→ **Exercise objective**
Reproduce this listing in full.

→ **Data to use**
⁂
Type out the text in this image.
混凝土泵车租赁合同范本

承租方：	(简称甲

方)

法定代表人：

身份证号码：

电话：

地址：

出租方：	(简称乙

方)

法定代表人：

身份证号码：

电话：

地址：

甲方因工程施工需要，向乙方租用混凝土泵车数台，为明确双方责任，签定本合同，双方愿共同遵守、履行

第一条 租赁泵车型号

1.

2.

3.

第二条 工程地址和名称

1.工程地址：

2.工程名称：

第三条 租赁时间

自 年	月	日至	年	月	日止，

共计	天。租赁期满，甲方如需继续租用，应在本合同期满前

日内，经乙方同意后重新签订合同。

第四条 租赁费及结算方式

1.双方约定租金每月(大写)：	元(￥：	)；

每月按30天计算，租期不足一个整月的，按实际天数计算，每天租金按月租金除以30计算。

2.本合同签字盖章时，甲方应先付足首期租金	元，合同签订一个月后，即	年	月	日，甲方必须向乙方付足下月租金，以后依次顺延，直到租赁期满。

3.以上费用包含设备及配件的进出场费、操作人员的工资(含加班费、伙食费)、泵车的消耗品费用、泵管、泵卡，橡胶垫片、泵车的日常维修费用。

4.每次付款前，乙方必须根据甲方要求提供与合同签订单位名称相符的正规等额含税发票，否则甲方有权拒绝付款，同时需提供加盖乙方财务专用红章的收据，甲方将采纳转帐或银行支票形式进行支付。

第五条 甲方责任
⁂
→ **Output below**
Type out the text in this image.
混凝土泵车租赁合同范本

承租方：	(简称甲

方)

法定代表人：

身份证号码：

电话：

地址：

出租方：	(简称乙

方)

法定代表人：

身份证号码：

电话：

地址：

甲方因工程施工需要，向乙方租用混凝土泵车数台，为明确双方责任，签定本合同，双方愿共同遵守、履行

第一条 租赁泵车型号

1.

2.

3.

第二条 工程地址和名称

1.工程地址：

2.工程名称：

第三条 租赁时间

自 年	月	日至	年	月	日止，

共计	天。租赁期满，甲方如需继续租用，应在本合同期满前

日内，经乙方同意后重新签订合同。

第四条 租赁费及结算方式

1.双方约定租金每月(大写)：	元(￥：	)；

每月按30天计算，租期不足一个整月的，按实际天数计算，每天租金按月租金除以30计算。

2.本合同签字盖章时，甲方应先付足首期租金	元，合同签订一个月后，即	年	月	日，甲方必须向乙方付足下月租金，以后依次顺延，直到租赁期满。

3.以上费用包含设备及配件的进出场费、操作人员的工资(含加班费、伙食费)、泵车的消耗品费用、泵管、泵卡，橡胶垫片、泵车的日常维修费用。

4.每次付款前，乙方必须根据甲方要求提供与合同签订单位名称相符的正规等额含税发票，否则甲方有权拒绝付款，同时需提供加盖乙方财务专用红章的收据，甲方将采纳转帐或银行支票形式进行支付。

第五条 甲方责任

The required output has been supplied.